----- Kutipan Teks

Upaya Sinifikasi China Berlanjut, Agama dan Identitas Tibet Terancam Hilang

Senin, 16 Desember 2024 - 09:25 WIB
China diduga palsukan relik gigi Buddha dalam upaya sinifikasi di Tibet. Foto/X @Mainlandpostt
JAKARTA - Tindakan China di Tibet telah menjadi sumber kontroversi dan kekhawatiran signifikan. Pemerintah China dituduh secara sistematis merusak budaya, agama, dan identitas Tibet.

Itu termasuk kebijakan yang ditujukan untuk mensinifikasikan agama Buddha Tibet, membatasi praktik keagamaan, dan mempromosikan bahasa China ketimbang bahasa Tibet.

Mengutip dari Directus.gr, Senin (16/12/2024), Pemerintahan Tibet Pusat (CTA) telah menyoroti masalah-masalah ini, dengan mencatat adanya pembatasan ketat terhadap kebebasan dasar dan kebijakan agresif sinifikasi, khususnya yang menargetkan anak-anak dan lembaga pendidikan Tibet.

----------

Tugas yang Diberikan 1
Menurut artikel tentang Tibet, siapa yang khususnya menjadi sasaran kebijakan sinifikasi?
Tugas yang Diberikan 2
Sebutkan semua kebijakan China yang disebut dalam artikel tentang Tibet di kalimat yang diawali "Itu termasuk kebijakan".
Tugas yang Diberikan 3
Tulis lanjutan artikel tentang upaya sinifikasi China di Tibet, mulai setelah kalimat terakhirnya.

----- Materi yang Diberikan

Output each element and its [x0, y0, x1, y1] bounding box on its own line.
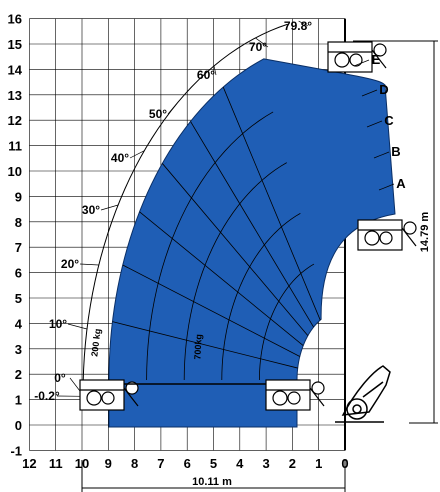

----------

Jawaban Tertulis 1
Anak-anak dan lembaga pendidikan Tibet.

Jawaban Tertulis 2
Mensinifikasikan agama Buddha Tibet, membatasi praktik keagamaan, dan mempromosikan bahasa China ketimbang bahasa Tibet.

Jawaban Tertulis 3
Tindakan-tindakan itu dipandang sebagai upaya menghapus warisan budaya Tibet dan mengasimilasi orang Tibet ke dalam identitas China yang lebih luas.





China telah secara aktif terlibat dalam promosi relik Buddha, baik di dalam negeri maupun di kancah global. Ini termasuk menyelenggarakan pameran, mengirimkan relik dalam tur ke negara-negara Asia, dan membina hubungan dengan para pemimpin Buddha.

Upaya-upaya tersebut merupakan bagian dari strategi China yang lebih luas untuk menggunakan ikatan Buddha guna menjalin hubungan sosial dan budaya yang lebih erat.

Namun, yang menjadi masalah dari pameran ini adalah tuduhan dan kontroversi seputar keaslian relik tertentu, termasuk klaim bahwa China telah memamerkan relik palsu.

Misalnya, pada 4 Desember 2024, relik Buddha dipinjamkan oleh China ke sebuah kuil di Ibu Kota Thailand, Bangkok, untuk merayakan setengah abad hubungan diplomatik antara Thailand dan China.

Relik gigi tersebut, yang dianggap suci oleh umat Buddha, diterbangkan lebih awal pada hari itu dari Kuil Lingguang di Beijing, yang biasanya menyimpan relik itu.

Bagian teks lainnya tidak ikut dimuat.